[Excerpt from a dataset]
· · · ·

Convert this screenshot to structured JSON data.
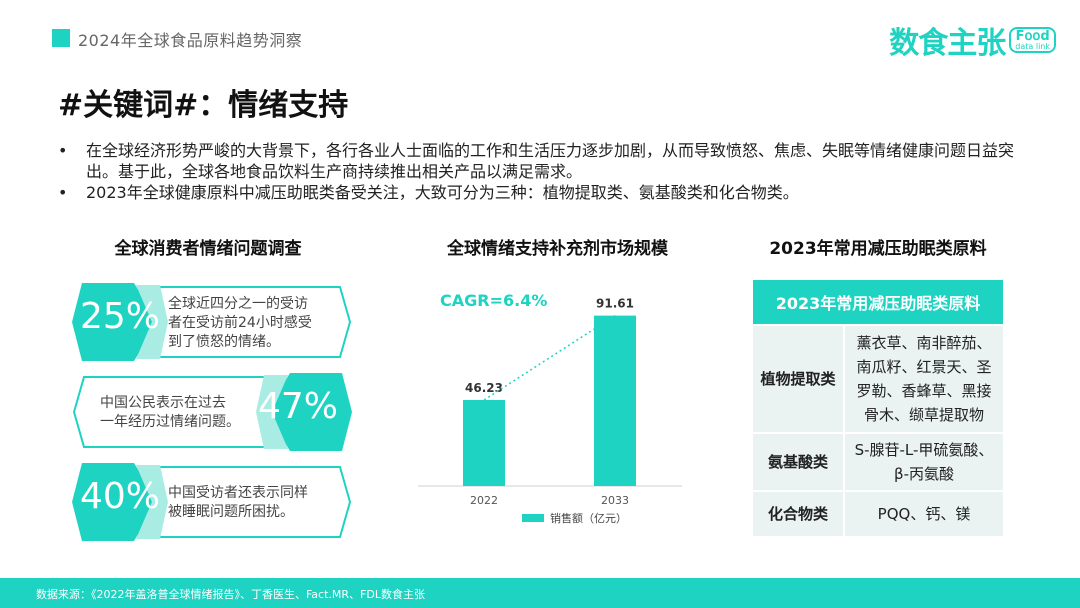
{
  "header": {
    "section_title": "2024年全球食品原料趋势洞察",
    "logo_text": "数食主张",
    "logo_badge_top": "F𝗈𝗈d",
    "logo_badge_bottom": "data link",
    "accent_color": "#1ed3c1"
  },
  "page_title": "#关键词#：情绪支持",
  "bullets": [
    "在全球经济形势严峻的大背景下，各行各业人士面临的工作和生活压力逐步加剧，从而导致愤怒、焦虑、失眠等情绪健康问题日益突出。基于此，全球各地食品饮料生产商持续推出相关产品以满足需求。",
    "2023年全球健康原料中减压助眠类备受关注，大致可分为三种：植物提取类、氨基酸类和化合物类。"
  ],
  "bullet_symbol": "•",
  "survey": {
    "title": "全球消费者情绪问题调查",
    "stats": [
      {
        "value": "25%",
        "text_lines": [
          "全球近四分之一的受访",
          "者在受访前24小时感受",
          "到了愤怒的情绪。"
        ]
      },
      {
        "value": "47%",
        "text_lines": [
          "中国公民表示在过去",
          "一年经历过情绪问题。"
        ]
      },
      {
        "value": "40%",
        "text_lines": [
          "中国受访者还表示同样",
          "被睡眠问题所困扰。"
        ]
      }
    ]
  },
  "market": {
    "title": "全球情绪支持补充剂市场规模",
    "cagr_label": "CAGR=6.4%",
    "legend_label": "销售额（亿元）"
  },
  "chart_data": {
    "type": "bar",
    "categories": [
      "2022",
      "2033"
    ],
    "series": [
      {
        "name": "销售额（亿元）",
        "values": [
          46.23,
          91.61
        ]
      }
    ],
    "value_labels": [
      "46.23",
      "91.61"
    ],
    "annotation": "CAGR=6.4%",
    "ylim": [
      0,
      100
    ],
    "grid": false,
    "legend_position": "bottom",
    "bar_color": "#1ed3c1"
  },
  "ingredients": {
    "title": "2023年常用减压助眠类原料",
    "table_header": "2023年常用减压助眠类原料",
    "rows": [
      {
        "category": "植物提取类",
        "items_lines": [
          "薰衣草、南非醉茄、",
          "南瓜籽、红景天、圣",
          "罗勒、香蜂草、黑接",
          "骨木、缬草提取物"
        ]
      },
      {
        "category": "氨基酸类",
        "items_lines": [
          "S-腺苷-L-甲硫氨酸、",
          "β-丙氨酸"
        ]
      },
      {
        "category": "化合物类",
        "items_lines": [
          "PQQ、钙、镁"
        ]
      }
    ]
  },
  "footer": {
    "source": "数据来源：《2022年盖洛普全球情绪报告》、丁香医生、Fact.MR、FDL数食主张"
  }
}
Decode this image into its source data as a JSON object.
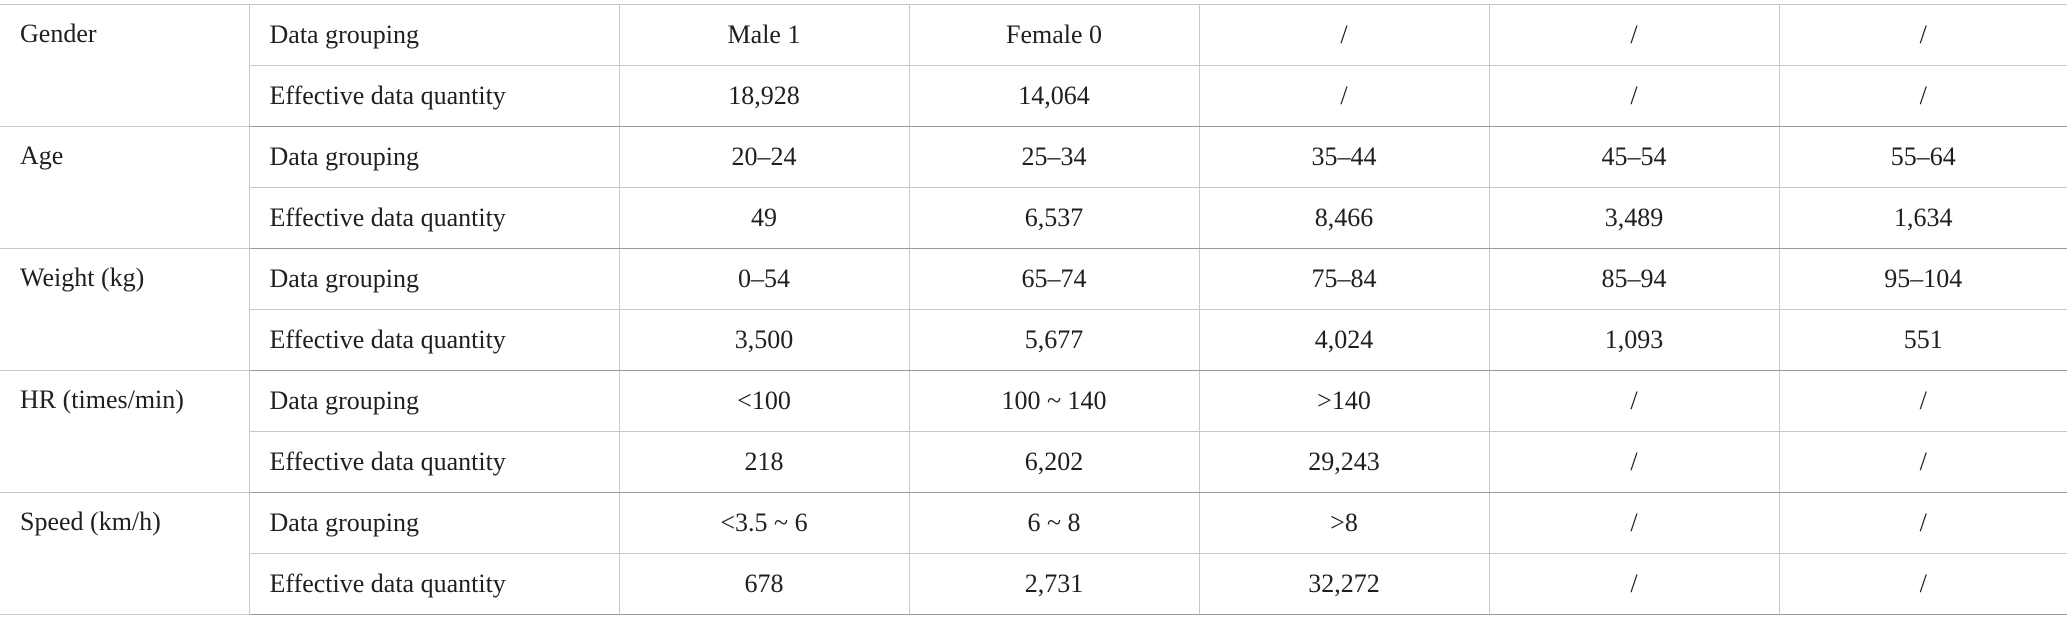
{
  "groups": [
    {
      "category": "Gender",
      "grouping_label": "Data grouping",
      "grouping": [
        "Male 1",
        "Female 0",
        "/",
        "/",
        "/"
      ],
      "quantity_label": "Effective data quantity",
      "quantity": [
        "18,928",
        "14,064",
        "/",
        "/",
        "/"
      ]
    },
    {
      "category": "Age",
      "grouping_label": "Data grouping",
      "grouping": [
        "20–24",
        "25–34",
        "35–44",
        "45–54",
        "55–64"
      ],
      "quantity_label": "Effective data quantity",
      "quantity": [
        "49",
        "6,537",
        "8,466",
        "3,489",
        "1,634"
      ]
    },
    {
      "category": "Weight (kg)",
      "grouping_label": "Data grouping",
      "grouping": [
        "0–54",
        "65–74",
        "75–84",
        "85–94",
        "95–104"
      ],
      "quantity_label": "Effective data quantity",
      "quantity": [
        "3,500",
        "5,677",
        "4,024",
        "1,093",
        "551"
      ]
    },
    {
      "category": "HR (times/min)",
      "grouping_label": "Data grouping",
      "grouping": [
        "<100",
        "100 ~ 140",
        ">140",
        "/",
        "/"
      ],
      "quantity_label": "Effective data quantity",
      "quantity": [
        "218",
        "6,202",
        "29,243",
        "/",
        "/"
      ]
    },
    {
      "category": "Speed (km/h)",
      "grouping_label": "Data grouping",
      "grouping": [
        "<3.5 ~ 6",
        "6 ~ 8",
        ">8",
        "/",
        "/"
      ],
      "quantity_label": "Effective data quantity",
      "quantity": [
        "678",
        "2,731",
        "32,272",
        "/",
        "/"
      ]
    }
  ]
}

· · · ·

- **What is needed**:
Scan the material above for the string "植物提取类" and report each line where you find it.

- **Exercise answer**:
    "2023年全球健康原料中减压助眠类备受关注，大致可分为三种：植物提取类、氨基酸类和化合物类。"
        "category": "植物提取类",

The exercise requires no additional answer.